• Request:
From the line containing "What's the underlying" to the end of the data, retype every line exactly and nothing else. Drop the pictures.

----------

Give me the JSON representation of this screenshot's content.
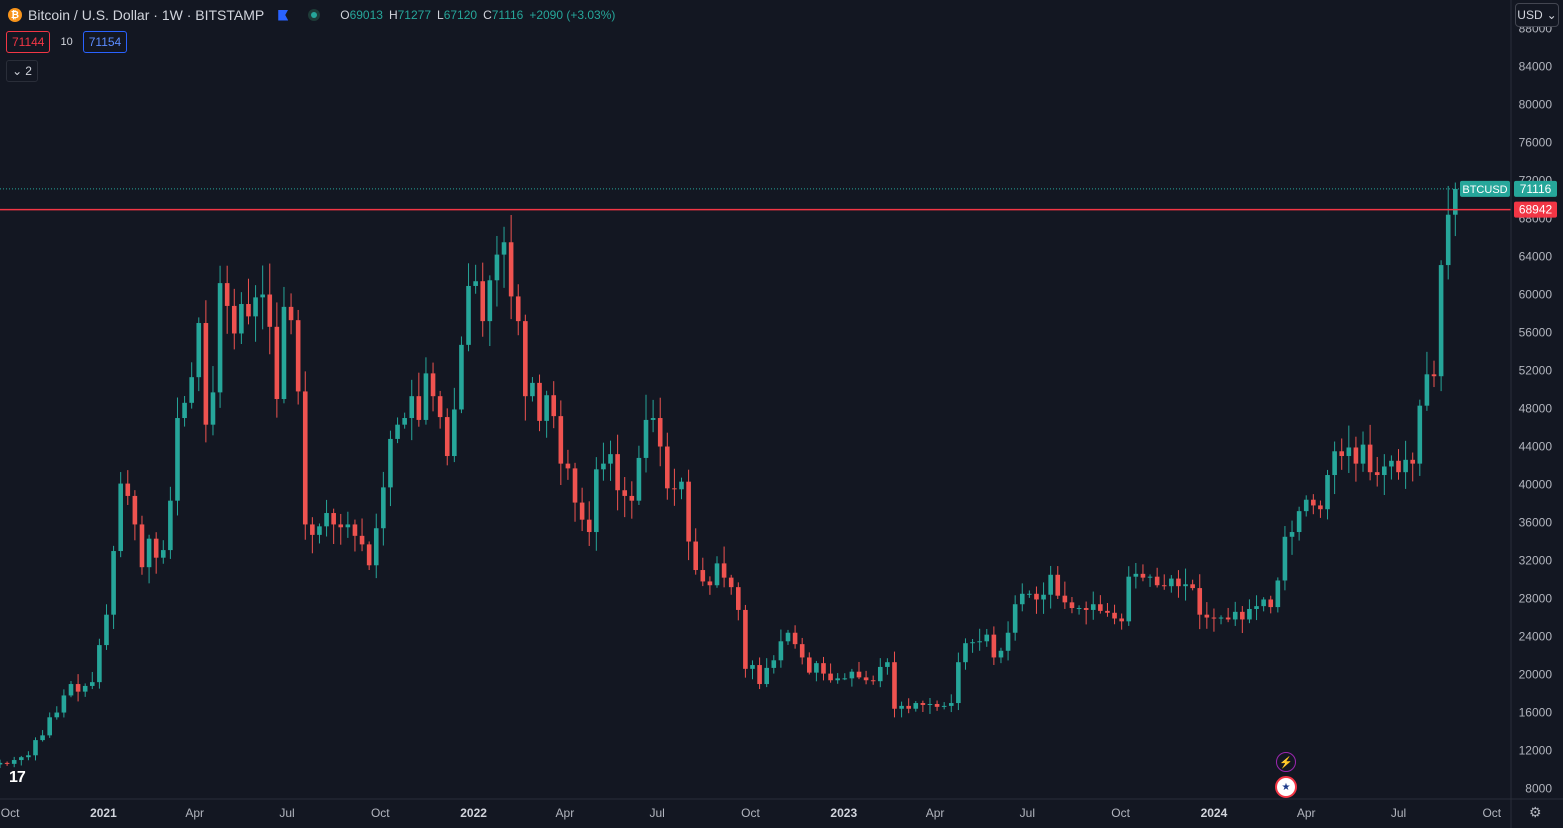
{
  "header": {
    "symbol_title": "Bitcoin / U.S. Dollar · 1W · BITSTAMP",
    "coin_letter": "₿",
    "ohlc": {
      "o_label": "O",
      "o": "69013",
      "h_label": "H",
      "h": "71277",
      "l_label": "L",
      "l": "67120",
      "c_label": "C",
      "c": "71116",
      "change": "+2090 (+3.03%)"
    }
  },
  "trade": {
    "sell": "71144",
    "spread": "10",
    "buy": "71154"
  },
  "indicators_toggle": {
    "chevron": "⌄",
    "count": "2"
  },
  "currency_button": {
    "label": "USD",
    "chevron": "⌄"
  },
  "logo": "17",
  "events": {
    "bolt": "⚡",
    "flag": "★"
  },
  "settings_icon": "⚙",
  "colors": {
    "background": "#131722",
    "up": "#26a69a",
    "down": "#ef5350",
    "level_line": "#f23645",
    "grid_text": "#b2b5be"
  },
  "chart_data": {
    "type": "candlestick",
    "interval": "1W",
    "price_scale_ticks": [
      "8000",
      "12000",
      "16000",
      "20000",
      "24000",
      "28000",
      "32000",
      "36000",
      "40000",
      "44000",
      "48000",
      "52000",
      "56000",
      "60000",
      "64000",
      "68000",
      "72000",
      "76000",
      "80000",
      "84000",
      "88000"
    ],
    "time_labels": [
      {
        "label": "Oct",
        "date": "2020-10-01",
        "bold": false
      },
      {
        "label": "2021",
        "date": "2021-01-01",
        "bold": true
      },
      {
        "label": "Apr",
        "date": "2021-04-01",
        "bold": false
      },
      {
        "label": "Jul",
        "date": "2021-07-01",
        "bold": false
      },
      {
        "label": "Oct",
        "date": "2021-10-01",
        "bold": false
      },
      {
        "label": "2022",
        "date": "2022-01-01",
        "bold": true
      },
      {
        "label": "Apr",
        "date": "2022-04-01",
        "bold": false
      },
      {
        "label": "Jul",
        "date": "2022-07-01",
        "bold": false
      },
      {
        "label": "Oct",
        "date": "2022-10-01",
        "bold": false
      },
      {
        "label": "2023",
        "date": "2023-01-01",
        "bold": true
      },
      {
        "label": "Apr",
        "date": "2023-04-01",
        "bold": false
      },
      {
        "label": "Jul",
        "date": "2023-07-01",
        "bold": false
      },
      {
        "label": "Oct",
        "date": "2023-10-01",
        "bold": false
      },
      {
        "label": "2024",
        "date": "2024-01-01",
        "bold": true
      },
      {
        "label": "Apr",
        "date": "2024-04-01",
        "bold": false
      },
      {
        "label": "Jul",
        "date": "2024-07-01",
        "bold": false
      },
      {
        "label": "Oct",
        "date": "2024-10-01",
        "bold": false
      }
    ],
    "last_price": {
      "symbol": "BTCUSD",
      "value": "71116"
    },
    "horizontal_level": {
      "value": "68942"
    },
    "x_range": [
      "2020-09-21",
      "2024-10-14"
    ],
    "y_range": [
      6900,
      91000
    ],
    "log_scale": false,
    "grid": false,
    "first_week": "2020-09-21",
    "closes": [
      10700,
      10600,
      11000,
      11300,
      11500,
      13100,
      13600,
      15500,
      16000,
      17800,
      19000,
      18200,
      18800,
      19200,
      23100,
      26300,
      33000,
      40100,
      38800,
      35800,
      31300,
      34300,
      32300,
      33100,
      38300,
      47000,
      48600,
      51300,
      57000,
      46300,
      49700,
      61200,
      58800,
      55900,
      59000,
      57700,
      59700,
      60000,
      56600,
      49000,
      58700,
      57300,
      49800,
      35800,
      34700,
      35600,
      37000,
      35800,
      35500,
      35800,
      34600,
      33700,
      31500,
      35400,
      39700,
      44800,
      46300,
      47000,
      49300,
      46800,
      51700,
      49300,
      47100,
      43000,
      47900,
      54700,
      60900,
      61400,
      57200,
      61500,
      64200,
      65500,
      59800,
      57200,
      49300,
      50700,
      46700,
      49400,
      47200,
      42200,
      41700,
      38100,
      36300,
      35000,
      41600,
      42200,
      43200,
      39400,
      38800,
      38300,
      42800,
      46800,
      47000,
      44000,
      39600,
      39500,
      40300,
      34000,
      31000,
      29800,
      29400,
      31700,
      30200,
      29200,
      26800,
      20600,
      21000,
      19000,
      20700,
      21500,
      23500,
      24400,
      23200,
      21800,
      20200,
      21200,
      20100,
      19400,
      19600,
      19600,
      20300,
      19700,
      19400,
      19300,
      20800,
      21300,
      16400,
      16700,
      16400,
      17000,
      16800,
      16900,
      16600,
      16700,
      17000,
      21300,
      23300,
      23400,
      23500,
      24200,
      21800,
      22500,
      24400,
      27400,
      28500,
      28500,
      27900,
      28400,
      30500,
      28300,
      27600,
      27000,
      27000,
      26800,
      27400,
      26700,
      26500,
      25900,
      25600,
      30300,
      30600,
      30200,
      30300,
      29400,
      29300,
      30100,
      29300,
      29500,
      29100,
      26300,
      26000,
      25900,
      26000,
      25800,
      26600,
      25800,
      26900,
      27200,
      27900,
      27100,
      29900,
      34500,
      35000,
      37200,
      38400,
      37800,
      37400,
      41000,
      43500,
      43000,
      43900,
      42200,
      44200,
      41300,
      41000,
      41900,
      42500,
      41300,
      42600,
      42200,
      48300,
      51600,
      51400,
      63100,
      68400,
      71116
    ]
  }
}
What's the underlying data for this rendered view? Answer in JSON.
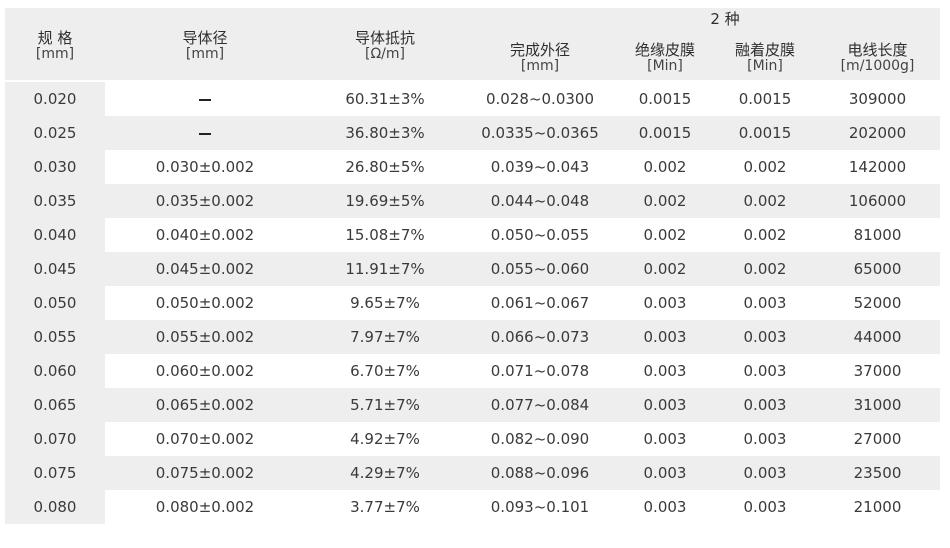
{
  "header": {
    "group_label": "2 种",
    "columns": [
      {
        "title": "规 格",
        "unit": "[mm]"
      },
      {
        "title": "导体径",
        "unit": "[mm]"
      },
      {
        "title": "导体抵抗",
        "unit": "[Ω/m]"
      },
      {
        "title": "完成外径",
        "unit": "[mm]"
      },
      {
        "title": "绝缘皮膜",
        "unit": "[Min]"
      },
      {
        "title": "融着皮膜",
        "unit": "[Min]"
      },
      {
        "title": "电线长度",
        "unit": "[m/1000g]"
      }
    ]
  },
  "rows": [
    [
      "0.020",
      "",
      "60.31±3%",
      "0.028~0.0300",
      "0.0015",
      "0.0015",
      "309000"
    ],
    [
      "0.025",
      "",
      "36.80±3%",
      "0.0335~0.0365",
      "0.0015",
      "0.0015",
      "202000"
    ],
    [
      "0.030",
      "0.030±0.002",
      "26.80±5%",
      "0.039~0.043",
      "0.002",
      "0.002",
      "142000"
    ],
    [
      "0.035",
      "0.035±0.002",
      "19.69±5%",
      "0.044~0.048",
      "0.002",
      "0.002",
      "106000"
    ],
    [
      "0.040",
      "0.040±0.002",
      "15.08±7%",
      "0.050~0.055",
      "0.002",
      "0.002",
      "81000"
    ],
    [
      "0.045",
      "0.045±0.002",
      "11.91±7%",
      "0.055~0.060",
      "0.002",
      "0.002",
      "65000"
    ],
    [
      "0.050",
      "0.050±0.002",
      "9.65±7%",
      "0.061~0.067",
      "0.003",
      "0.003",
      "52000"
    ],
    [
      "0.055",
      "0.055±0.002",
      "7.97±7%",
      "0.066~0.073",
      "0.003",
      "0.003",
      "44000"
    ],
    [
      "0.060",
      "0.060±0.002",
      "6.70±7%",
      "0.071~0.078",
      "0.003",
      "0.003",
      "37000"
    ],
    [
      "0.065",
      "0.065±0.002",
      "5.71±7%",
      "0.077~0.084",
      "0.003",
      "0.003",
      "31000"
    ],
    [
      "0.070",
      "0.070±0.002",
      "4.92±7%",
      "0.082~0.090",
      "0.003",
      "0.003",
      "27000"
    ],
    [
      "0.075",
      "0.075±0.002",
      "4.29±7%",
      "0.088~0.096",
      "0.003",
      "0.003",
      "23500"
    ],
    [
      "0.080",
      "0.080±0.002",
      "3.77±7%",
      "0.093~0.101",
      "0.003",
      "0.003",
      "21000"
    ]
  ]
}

----------

• Response to this exercise:
What's the underlying data for this rendered view? Answer in JSON.
{
  "header": {
    "group_label": "2 种",
    "columns": [
      {
        "title": "规 格",
        "unit": "[mm]"
      },
      {
        "title": "导体径",
        "unit": "[mm]"
      },
      {
        "title": "导体抵抗",
        "unit": "[Ω/m]"
      },
      {
        "title": "完成外径",
        "unit": "[mm]"
      },
      {
        "title": "绝缘皮膜",
        "unit": "[Min]"
      },
      {
        "title": "融着皮膜",
        "unit": "[Min]"
      },
      {
        "title": "电线长度",
        "unit": "[m/1000g]"
      }
    ]
  },
  "rows": [
    [
      "0.020",
      "",
      "60.31±3%",
      "0.028~0.0300",
      "0.0015",
      "0.0015",
      "309000"
    ],
    [
      "0.025",
      "",
      "36.80±3%",
      "0.0335~0.0365",
      "0.0015",
      "0.0015",
      "202000"
    ],
    [
      "0.030",
      "0.030±0.002",
      "26.80±5%",
      "0.039~0.043",
      "0.002",
      "0.002",
      "142000"
    ],
    [
      "0.035",
      "0.035±0.002",
      "19.69±5%",
      "0.044~0.048",
      "0.002",
      "0.002",
      "106000"
    ],
    [
      "0.040",
      "0.040±0.002",
      "15.08±7%",
      "0.050~0.055",
      "0.002",
      "0.002",
      "81000"
    ],
    [
      "0.045",
      "0.045±0.002",
      "11.91±7%",
      "0.055~0.060",
      "0.002",
      "0.002",
      "65000"
    ],
    [
      "0.050",
      "0.050±0.002",
      "9.65±7%",
      "0.061~0.067",
      "0.003",
      "0.003",
      "52000"
    ],
    [
      "0.055",
      "0.055±0.002",
      "7.97±7%",
      "0.066~0.073",
      "0.003",
      "0.003",
      "44000"
    ],
    [
      "0.060",
      "0.060±0.002",
      "6.70±7%",
      "0.071~0.078",
      "0.003",
      "0.003",
      "37000"
    ],
    [
      "0.065",
      "0.065±0.002",
      "5.71±7%",
      "0.077~0.084",
      "0.003",
      "0.003",
      "31000"
    ],
    [
      "0.070",
      "0.070±0.002",
      "4.92±7%",
      "0.082~0.090",
      "0.003",
      "0.003",
      "27000"
    ],
    [
      "0.075",
      "0.075±0.002",
      "4.29±7%",
      "0.088~0.096",
      "0.003",
      "0.003",
      "23500"
    ],
    [
      "0.080",
      "0.080±0.002",
      "3.77±7%",
      "0.093~0.101",
      "0.003",
      "0.003",
      "21000"
    ]
  ]
}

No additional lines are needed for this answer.